▶ **What you will do**
Scan the records and identify every line in which the string "normal" occurs, then return those lines.

▶ **Records**
^^^^

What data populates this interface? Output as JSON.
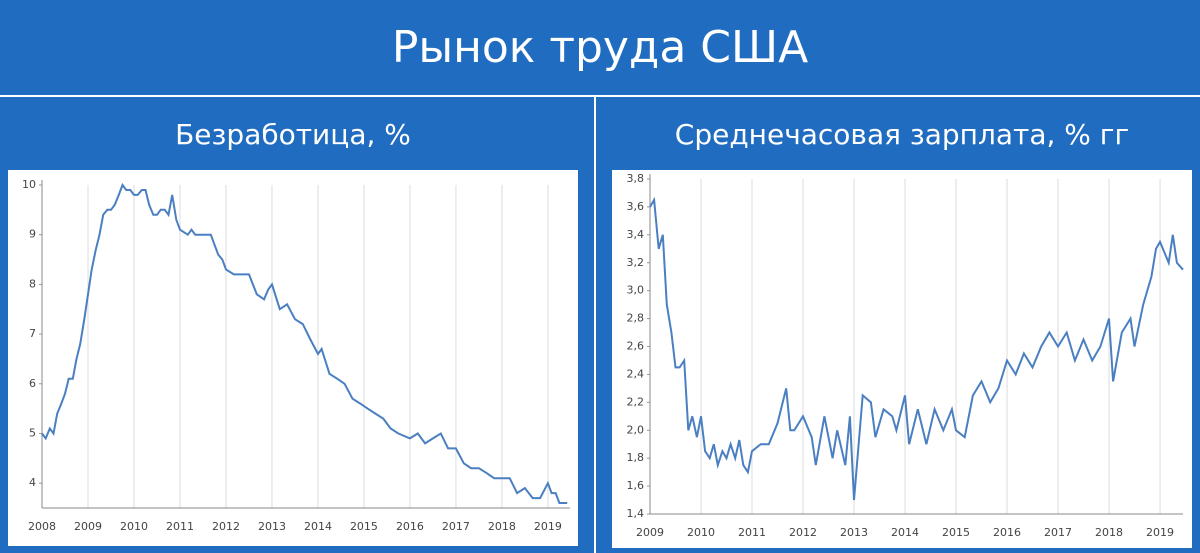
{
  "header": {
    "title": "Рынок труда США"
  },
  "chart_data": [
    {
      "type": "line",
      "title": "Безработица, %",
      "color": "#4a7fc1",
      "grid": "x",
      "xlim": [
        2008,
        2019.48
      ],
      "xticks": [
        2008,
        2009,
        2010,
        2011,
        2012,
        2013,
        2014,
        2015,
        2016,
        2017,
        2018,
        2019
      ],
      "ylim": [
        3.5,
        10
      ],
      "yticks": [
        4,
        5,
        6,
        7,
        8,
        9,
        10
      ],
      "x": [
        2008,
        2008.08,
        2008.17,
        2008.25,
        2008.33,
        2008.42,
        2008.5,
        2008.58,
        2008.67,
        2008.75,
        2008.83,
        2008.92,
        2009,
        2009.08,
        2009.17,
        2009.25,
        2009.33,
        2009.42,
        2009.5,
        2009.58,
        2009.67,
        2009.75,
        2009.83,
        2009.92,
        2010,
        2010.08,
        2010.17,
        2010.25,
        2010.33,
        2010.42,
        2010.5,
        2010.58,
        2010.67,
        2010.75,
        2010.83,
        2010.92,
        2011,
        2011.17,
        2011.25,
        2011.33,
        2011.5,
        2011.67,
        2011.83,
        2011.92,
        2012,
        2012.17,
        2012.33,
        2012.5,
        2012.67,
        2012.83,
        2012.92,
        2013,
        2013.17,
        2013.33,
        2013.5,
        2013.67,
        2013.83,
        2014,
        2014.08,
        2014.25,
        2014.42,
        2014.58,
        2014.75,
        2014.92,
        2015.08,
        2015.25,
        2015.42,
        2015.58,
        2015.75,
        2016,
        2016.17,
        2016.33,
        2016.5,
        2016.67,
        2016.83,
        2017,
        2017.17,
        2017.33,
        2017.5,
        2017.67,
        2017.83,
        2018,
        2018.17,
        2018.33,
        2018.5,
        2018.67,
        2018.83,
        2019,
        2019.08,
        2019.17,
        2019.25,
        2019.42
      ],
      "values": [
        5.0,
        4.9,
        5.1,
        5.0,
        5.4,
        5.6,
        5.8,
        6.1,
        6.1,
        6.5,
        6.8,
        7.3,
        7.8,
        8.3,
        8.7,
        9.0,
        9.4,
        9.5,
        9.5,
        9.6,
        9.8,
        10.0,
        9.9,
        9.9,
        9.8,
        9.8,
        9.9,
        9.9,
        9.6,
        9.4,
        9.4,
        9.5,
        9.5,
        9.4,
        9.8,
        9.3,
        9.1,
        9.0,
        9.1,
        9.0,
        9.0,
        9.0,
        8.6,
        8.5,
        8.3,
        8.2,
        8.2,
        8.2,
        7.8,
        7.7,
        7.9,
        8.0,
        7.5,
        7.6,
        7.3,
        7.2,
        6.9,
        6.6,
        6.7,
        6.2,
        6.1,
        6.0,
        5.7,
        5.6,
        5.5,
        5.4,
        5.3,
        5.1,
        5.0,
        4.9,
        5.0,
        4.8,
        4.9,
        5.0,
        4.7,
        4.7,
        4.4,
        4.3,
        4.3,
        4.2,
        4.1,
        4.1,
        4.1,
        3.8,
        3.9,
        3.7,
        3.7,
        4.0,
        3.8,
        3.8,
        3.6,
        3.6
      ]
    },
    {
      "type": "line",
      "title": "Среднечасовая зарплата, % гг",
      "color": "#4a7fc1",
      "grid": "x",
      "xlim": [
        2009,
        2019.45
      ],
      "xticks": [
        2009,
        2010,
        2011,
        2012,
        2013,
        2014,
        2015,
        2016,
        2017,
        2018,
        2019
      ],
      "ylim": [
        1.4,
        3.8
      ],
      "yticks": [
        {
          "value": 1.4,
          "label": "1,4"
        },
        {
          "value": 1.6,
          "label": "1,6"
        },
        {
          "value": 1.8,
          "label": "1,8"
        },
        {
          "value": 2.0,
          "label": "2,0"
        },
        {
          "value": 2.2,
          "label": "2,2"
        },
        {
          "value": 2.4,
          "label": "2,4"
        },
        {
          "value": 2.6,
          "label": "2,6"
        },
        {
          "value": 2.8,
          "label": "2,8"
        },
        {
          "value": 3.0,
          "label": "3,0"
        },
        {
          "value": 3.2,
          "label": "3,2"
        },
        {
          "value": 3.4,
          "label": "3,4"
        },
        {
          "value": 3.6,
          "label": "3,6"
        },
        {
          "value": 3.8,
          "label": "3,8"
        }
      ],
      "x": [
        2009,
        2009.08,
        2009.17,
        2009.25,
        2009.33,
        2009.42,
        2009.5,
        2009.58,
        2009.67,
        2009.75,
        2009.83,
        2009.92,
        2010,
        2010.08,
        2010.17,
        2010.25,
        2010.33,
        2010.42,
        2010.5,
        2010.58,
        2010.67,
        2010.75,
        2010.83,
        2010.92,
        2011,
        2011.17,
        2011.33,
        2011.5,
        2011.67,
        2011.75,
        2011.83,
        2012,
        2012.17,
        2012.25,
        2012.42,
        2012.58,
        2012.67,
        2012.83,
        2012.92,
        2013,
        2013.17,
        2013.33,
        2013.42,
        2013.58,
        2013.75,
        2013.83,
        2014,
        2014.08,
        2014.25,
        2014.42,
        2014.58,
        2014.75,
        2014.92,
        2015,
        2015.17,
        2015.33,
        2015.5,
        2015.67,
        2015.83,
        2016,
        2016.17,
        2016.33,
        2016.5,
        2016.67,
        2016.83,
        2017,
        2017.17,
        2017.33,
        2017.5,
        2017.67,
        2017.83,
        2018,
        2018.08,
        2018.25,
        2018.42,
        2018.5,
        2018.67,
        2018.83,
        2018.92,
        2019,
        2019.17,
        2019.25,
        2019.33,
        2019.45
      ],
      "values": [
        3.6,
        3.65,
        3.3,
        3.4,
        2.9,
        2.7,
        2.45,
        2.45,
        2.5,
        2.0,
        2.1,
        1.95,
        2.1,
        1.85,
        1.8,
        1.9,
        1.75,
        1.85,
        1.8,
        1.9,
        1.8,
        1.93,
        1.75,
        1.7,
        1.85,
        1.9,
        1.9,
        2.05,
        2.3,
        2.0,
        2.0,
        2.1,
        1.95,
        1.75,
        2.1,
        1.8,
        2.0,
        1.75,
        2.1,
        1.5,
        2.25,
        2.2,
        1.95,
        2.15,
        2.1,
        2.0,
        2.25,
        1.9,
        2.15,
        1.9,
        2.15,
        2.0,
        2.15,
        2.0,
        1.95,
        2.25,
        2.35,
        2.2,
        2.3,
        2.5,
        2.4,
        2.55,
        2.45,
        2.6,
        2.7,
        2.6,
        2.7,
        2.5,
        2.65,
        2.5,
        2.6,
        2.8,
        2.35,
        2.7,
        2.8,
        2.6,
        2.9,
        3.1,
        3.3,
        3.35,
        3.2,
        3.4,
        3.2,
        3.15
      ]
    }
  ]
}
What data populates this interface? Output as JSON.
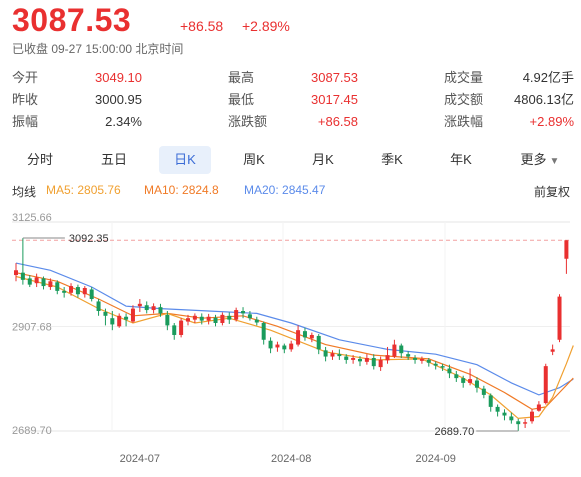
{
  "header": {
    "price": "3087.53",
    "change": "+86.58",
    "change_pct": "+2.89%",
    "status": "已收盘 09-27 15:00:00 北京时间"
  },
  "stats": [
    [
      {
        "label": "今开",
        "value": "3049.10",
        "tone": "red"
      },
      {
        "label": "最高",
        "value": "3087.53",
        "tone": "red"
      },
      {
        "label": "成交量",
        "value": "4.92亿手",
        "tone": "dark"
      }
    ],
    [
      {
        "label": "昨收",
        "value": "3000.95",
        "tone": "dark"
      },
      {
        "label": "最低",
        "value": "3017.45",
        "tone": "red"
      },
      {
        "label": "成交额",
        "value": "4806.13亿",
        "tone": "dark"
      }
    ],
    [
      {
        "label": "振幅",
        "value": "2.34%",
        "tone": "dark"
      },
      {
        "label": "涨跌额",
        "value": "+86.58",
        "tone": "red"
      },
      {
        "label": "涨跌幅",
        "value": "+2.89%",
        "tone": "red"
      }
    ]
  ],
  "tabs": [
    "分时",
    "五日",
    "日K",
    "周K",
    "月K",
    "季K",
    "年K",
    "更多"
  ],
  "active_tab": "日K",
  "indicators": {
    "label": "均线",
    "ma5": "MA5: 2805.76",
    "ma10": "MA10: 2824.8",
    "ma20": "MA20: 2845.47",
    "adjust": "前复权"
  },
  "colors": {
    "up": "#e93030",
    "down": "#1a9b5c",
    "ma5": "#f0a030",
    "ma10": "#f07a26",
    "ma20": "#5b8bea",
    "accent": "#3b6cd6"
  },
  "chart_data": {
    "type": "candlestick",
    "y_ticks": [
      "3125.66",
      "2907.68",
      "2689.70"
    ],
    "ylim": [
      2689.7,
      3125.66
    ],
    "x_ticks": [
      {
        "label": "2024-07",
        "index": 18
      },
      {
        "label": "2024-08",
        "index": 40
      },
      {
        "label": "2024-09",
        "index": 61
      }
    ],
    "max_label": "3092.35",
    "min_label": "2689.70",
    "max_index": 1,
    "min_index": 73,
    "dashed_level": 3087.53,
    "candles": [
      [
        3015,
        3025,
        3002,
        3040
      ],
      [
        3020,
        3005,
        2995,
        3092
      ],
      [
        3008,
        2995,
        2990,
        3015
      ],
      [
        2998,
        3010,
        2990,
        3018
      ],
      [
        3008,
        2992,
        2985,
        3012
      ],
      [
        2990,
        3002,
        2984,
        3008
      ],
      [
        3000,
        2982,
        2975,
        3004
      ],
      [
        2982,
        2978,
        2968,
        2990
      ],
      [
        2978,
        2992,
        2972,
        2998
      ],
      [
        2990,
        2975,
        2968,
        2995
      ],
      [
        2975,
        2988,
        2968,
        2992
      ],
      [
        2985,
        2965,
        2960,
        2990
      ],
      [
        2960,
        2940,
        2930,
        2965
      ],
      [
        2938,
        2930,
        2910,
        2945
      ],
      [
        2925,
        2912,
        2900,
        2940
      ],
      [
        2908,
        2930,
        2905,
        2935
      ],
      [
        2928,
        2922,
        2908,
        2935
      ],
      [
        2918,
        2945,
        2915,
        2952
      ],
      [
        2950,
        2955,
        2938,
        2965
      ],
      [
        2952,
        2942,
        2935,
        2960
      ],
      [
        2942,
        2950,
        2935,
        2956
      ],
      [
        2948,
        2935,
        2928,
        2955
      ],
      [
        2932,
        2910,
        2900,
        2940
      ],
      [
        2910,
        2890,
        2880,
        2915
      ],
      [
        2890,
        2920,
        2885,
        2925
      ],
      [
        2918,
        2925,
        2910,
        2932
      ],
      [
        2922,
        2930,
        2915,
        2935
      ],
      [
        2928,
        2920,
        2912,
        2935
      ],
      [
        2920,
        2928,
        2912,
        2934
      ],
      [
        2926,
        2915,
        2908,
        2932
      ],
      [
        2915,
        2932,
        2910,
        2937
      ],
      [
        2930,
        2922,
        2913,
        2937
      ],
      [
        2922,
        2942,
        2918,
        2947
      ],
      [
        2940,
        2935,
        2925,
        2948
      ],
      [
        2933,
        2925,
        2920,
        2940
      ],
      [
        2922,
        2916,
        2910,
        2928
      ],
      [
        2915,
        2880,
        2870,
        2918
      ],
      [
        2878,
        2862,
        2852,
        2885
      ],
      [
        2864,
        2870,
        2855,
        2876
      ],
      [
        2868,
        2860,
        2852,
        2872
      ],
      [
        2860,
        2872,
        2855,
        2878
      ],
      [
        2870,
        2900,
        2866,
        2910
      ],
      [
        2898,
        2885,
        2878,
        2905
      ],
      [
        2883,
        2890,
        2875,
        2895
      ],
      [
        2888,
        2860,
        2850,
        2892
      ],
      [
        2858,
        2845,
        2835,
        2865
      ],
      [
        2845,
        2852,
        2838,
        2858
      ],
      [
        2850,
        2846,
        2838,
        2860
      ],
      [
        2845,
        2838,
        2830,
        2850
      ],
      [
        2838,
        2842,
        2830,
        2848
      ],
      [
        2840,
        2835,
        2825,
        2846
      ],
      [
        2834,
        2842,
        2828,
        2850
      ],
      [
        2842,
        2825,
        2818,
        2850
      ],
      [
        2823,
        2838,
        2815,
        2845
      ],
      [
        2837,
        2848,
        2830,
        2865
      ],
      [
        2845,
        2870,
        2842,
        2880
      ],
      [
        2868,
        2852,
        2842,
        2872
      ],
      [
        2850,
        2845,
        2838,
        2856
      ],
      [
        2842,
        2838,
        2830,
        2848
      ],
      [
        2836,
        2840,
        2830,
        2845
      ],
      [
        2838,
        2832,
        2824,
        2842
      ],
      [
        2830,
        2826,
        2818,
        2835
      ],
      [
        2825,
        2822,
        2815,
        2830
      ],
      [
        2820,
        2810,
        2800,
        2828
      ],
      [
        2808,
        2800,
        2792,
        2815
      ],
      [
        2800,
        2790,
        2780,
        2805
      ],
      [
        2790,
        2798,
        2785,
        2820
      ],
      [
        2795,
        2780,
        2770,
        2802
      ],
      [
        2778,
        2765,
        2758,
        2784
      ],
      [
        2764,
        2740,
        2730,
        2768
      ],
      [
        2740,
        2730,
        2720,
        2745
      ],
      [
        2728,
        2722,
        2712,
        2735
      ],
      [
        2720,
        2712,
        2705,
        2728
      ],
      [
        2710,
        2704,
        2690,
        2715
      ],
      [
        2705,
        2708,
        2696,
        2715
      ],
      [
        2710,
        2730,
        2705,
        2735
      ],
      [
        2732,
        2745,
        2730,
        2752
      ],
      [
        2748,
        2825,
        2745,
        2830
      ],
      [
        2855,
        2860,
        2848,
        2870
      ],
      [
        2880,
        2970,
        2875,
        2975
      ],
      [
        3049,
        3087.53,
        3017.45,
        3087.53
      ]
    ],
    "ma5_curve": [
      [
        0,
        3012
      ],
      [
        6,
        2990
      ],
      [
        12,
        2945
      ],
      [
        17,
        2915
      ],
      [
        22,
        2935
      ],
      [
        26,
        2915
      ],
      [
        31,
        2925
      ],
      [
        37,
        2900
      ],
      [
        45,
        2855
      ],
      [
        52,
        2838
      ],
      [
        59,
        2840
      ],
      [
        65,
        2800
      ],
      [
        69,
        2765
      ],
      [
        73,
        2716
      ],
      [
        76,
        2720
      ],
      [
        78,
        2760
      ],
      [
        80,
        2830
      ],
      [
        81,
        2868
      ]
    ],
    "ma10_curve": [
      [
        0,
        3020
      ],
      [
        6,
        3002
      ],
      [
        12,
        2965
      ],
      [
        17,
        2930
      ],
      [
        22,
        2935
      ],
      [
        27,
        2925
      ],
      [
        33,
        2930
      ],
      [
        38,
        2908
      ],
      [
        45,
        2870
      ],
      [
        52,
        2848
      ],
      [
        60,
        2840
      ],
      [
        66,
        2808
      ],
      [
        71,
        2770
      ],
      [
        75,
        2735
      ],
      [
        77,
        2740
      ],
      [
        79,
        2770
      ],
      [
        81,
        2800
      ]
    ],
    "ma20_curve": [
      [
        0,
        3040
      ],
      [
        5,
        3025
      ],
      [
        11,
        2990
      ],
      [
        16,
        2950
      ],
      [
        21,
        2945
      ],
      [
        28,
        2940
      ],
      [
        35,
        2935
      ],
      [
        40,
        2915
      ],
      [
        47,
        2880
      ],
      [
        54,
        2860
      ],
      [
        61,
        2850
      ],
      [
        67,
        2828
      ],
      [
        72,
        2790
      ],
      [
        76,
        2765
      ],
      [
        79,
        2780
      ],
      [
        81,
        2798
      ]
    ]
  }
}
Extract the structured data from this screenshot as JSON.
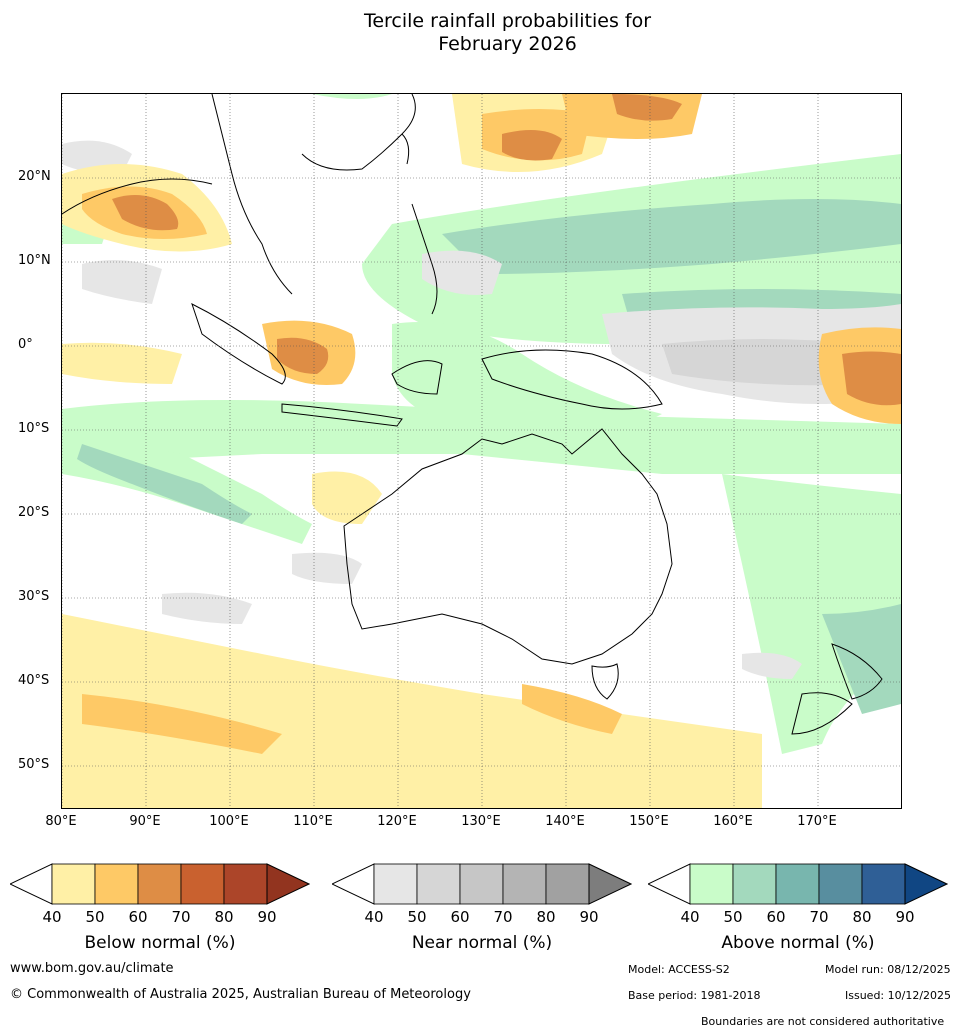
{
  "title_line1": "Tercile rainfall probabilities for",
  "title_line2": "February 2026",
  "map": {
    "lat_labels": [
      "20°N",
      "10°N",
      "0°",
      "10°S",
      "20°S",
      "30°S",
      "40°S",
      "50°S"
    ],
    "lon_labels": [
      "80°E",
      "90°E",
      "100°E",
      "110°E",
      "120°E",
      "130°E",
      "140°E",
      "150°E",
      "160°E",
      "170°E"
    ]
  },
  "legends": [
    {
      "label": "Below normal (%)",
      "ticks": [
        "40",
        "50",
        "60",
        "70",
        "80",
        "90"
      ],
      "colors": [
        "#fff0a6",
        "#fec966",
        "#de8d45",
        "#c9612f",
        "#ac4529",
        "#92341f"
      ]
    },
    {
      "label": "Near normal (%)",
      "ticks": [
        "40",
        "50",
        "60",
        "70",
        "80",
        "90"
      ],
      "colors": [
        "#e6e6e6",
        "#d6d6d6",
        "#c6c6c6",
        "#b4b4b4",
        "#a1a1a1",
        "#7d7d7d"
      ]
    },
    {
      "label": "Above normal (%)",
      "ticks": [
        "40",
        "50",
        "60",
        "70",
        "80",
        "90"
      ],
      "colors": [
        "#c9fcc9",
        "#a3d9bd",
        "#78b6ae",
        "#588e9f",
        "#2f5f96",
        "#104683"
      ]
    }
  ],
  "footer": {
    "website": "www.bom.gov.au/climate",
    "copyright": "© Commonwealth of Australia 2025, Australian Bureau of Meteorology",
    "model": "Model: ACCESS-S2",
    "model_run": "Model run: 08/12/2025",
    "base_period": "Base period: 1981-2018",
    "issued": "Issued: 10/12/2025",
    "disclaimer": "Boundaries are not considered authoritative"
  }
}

^^^^

▶ **Task response**
      "label": "Below normal (%)",
      "label": "Near normal (%)",
      "label": "Above normal (%)",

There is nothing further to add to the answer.